→ To do: Continue the passage on dietary amino acid composition and type 2 diabetes, starting after its final sentence.

##### Passage shown

Previous studies regarding this issue have frequently focused on the association between individual AA and T2DM, few studies have considered the overall quality of dietary AAs compositions. This study demonstrated that inadequate dietary AAs composition was associated with increased incidence of T2DM, and the association between the AACI and serum AAs profiles and the potential mediation effects further strength our findings, which would improve our understanding of the pathobiology and mechanisms of T2DM, and facilitate selection of potential therapeutic and intervention strategies for T2DM. Moreover, the findings of this study also emphasized that future study regarding dietary AAs and T2DM should consider dietary AAs as a whole rather than isolating individual AAs from diet in prevention and management of T2DM.

##########
##### Data excerpts

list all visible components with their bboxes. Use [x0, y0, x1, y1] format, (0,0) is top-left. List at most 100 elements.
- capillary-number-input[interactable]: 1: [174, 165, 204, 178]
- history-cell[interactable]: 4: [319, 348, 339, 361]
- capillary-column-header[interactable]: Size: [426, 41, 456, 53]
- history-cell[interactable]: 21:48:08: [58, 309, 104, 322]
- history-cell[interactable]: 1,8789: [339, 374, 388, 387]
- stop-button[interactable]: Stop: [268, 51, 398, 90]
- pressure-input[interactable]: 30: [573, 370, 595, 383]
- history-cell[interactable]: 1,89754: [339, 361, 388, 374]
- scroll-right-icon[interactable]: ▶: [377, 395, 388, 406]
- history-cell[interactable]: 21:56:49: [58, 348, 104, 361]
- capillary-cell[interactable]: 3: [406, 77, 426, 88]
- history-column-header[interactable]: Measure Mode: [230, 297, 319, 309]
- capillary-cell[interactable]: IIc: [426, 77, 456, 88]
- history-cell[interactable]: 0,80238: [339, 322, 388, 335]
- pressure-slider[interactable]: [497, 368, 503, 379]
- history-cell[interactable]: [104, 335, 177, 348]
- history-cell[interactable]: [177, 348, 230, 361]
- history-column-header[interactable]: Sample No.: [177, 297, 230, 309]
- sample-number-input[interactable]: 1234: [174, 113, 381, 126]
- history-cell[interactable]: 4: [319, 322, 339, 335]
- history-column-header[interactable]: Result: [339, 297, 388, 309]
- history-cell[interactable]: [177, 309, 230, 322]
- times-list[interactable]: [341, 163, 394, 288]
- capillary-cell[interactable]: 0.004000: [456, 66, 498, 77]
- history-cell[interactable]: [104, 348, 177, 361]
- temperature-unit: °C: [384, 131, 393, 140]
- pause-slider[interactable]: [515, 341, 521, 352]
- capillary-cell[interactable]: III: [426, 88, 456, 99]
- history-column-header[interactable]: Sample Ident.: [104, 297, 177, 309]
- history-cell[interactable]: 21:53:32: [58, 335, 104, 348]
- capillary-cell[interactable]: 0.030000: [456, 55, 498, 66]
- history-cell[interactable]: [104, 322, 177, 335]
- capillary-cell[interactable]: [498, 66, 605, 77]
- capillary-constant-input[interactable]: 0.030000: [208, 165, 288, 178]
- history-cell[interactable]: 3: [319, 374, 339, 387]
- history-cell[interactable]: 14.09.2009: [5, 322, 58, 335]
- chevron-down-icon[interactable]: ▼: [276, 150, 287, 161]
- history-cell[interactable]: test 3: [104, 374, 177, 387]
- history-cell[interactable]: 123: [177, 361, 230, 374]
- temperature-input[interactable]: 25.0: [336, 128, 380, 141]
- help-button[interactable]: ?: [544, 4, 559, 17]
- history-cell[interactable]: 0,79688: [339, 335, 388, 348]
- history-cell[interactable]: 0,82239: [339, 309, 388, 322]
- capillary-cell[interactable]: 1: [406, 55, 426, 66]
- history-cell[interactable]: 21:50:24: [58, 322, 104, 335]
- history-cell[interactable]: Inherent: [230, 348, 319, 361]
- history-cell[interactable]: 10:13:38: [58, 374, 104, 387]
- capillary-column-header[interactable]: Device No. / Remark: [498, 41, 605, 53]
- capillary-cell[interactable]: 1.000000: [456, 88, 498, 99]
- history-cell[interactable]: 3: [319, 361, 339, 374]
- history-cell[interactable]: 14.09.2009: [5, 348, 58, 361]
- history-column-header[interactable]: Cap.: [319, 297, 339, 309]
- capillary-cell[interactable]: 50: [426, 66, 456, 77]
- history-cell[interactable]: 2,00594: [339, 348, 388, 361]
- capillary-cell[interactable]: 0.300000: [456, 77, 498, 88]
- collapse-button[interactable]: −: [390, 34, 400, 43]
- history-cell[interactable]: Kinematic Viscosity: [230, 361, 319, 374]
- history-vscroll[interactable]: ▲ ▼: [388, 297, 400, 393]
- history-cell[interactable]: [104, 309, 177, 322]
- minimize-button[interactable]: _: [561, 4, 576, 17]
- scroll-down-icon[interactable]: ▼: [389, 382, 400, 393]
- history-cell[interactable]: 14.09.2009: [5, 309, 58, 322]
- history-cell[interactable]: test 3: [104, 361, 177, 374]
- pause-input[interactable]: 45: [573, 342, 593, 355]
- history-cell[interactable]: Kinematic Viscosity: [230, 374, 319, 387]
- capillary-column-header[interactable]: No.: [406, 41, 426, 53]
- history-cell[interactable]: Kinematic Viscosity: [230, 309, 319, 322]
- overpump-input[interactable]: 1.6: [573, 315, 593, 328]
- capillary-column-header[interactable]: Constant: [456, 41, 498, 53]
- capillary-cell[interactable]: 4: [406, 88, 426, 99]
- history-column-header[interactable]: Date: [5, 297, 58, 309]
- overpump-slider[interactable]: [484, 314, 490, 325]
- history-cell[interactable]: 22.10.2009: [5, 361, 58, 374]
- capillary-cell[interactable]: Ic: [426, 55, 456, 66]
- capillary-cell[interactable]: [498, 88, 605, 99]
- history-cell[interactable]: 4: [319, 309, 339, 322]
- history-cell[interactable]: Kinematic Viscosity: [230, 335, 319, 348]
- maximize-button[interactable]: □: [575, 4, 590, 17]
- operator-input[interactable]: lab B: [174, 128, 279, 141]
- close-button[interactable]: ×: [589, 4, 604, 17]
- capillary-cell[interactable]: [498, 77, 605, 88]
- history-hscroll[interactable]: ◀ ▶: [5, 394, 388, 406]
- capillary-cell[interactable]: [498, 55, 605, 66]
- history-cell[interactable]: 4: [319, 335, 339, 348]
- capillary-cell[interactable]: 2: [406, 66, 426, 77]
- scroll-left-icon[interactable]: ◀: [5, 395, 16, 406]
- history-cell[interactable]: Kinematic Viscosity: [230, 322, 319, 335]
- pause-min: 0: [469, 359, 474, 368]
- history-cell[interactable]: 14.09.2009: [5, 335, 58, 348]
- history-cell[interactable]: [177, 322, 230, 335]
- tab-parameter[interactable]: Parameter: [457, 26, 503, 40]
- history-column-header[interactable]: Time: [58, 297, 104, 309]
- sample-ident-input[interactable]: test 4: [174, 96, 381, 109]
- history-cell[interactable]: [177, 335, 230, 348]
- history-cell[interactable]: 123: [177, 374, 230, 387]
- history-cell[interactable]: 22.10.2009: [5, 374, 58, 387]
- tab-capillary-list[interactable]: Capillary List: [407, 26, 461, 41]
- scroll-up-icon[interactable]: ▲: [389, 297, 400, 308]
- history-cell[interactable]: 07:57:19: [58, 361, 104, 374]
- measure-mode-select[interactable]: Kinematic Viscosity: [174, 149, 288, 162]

##########

→ Written answer:
The strength of our study is that it included two prospective cohorts with relatively large OGTT sample of nutritional and metabolic analyses in this issue. Further, this study established the AACI based on the concept of the HRAAP for evaluating the overall quality of dietary AAs composition, demonstrated and emphasized the importance of dietary AAs composition. Third, the observed association between the AACI and T2DM was robust because it was observed in the two independent cohorts and it persisted after adjustment for a wide range of available confounding factors. However, we also recognize that our study has certain limitations. First, the study was observational in nature, and we cannot rule out the influence of unmeasured confounding factors. Besides, no amount of adjustment can deal completely with confounding in an observational context. Second, this study only included Asian subjects, which is likely to limit the generalizability of our findings to other ethnic populations. However, given the roles of HRAAP, and the association between serum AAs and T2DM have been shown to be generally consistent across different ethnics. We would therefore expect that our observations would hold across other populations.